**What you are asked to do**
Write out each line of the listing as it stands, without the images.

**Input rows**
══════════════════════════════

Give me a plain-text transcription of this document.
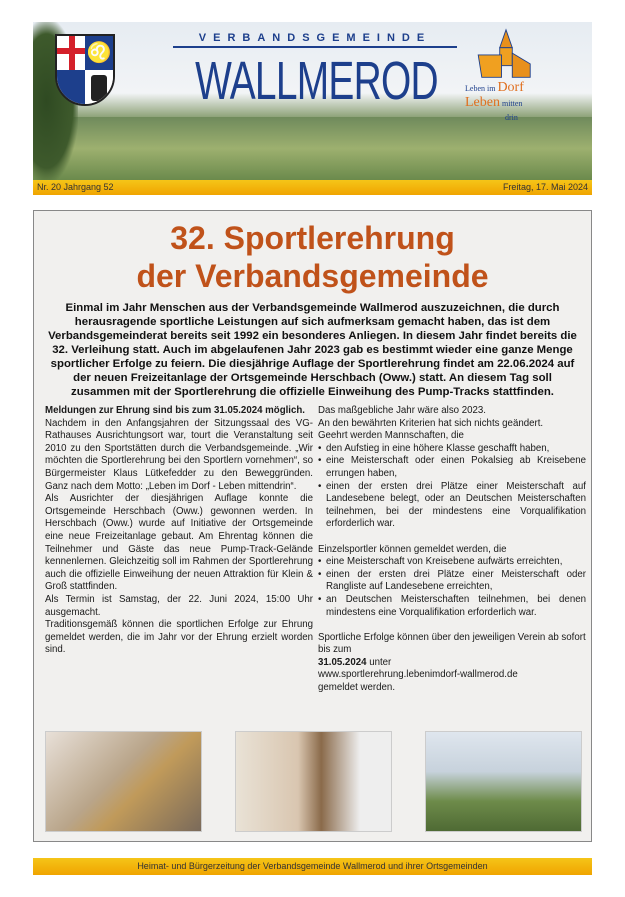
♌
VERBANDSGEMEINDE
WALLMEROD	Leben im Dorf
Leben mitten
drin
Nr. 20 Jahrgang 52	Freitag, 17. Mai 2024
32. Sportlerehrung
der Verbandsgemeinde
Einmal im Jahr Menschen aus der Verbandsgemeinde Wallmerod auszuzeichnen, die durch herausragende sportliche Leistungen auf sich aufmerksam gemacht haben, das ist dem Verbandsgemeinderat bereits seit 1992 ein besonderes Anliegen. In diesem Jahr findet bereits die 32. Verleihung statt. Auch im abgelaufenen Jahr 2023 gab es bestimmt wieder eine ganze Menge sportlicher Erfolge zu feiern. Die diesjährige Auflage der Sportlerehrung findet am 22.06.2024 auf der neuen Freizeitanlage der Ortsgemeinde Herschbach (Oww.) statt. An diesem Tag soll zusammen mit der Sportlerehrung die offizielle Einweihung des Pump-Tracks stattfinden.

Meldungen zur Ehrung sind bis zum 31.05.2024 möglich.

Nachdem in den Anfangsjahren der Sitzungssaal des VG-Rathauses Ausrichtungsort war, tourt die Veranstaltung seit 2010 zu den Sportstätten durch die Verbandsgemeinde. „Wir möchten die Sportlerehrung bei den Sportlern vornehmen“, so Bürgermeister Klaus Lütkefedder zu den Beweggründen. Ganz nach dem Motto: „Leben im Dorf - Leben mittendrin“.

Als Ausrichter der diesjährigen Auflage konnte die Ortsgemeinde Herschbach (Oww.) gewonnen werden. In Herschbach (Oww.) wurde auf Initiative der Ortsgemeinde eine neue Freizeitanlage gebaut. Am Ehrentag können die Teilnehmer und Gäste das neue Pump-Track-Gelände kennenlernen. Gleichzeitig soll im Rahmen der Sportlerehrung auch die offizielle Einweihung der neuen Attraktion für Klein & Groß stattfinden.

Als Termin ist Samstag, der 22. Juni 2024, 15:00 Uhr ausgemacht.

Traditionsgemäß können die sportlichen Erfolge zur Ehrung gemeldet werden, die im Jahr vor der Ehrung erzielt worden sind.

Das maßgebliche Jahr wäre also 2023.

An den bewährten Kriterien hat sich nichts geändert.

Geehrt werden Mannschaften, die

• den Aufstieg in eine höhere Klasse geschafft haben,
• eine Meisterschaft oder einen Pokalsieg ab Kreisebene errungen haben,
• einen der ersten drei Plätze einer Meisterschaft auf Landesebene belegt, oder an Deutschen Meisterschaften teilnehmen, bei der mindestens eine Vorqualifikation erforderlich war.

Einzelsportler können gemeldet werden, die

• eine Meisterschaft von Kreisebene aufwärts erreichten,
• einen der ersten drei Plätze einer Meisterschaft oder Rangliste auf Landesebene erreichten,
• an Deutschen Meisterschaften teilnehmen, bei denen mindestens eine Vorqualifikation erforderlich war.

Sportliche Erfolge können über den jeweiligen Verein ab sofort bis zum
31.05.2024 unter
www.sportlerehrung.lebenimdorf-wallmerod.de
gemeldet werden.

Heimat- und Bürgerzeitung der Verbandsgemeinde Wallmerod und ihrer Ortsgemeinden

══════════════════════════════

**Output for this task**
Give me a plain-text transcription of this document.
♌
VERBANDSGEMEINDE
WALLMEROD	Leben im Dorf
Leben mitten
drin
Nr. 20 Jahrgang 52	Freitag, 17. Mai 2024
32. Sportlerehrung
der Verbandsgemeinde
Einmal im Jahr Menschen aus der Verbandsgemeinde Wallmerod auszuzeichnen, die durch herausragende sportliche Leistungen auf sich aufmerksam gemacht haben, das ist dem Verbandsgemeinderat bereits seit 1992 ein besonderes Anliegen. In diesem Jahr findet bereits die 32. Verleihung statt. Auch im abgelaufenen Jahr 2023 gab es bestimmt wieder eine ganze Menge sportlicher Erfolge zu feiern. Die diesjährige Auflage der Sportlerehrung findet am 22.06.2024 auf der neuen Freizeitanlage der Ortsgemeinde Herschbach (Oww.) statt. An diesem Tag soll zusammen mit der Sportlerehrung die offizielle Einweihung des Pump-Tracks stattfinden.

Meldungen zur Ehrung sind bis zum 31.05.2024 möglich.

Nachdem in den Anfangsjahren der Sitzungssaal des VG-Rathauses Ausrichtungsort war, tourt die Veranstaltung seit 2010 zu den Sportstätten durch die Verbandsgemeinde. „Wir möchten die Sportlerehrung bei den Sportlern vornehmen“, so Bürgermeister Klaus Lütkefedder zu den Beweggründen. Ganz nach dem Motto: „Leben im Dorf - Leben mittendrin“.

Als Ausrichter der diesjährigen Auflage konnte die Ortsgemeinde Herschbach (Oww.) gewonnen werden. In Herschbach (Oww.) wurde auf Initiative der Ortsgemeinde eine neue Freizeitanlage gebaut. Am Ehrentag können die Teilnehmer und Gäste das neue Pump-Track-Gelände kennenlernen. Gleichzeitig soll im Rahmen der Sportlerehrung auch die offizielle Einweihung der neuen Attraktion für Klein & Groß stattfinden.

Als Termin ist Samstag, der 22. Juni 2024, 15:00 Uhr ausgemacht.

Traditionsgemäß können die sportlichen Erfolge zur Ehrung gemeldet werden, die im Jahr vor der Ehrung erzielt worden sind.

Das maßgebliche Jahr wäre also 2023.

An den bewährten Kriterien hat sich nichts geändert.

Geehrt werden Mannschaften, die

• den Aufstieg in eine höhere Klasse geschafft haben,
• eine Meisterschaft oder einen Pokalsieg ab Kreisebene errungen haben,
• einen der ersten drei Plätze einer Meisterschaft auf Landesebene belegt, oder an Deutschen Meisterschaften teilnehmen, bei der mindestens eine Vorqualifikation erforderlich war.

Einzelsportler können gemeldet werden, die

• eine Meisterschaft von Kreisebene aufwärts erreichten,
• einen der ersten drei Plätze einer Meisterschaft oder Rangliste auf Landesebene erreichten,
• an Deutschen Meisterschaften teilnehmen, bei denen mindestens eine Vorqualifikation erforderlich war.

Sportliche Erfolge können über den jeweiligen Verein ab sofort bis zum
31.05.2024 unter
www.sportlerehrung.lebenimdorf-wallmerod.de
gemeldet werden.

Heimat- und Bürgerzeitung der Verbandsgemeinde Wallmerod und ihrer Ortsgemeinden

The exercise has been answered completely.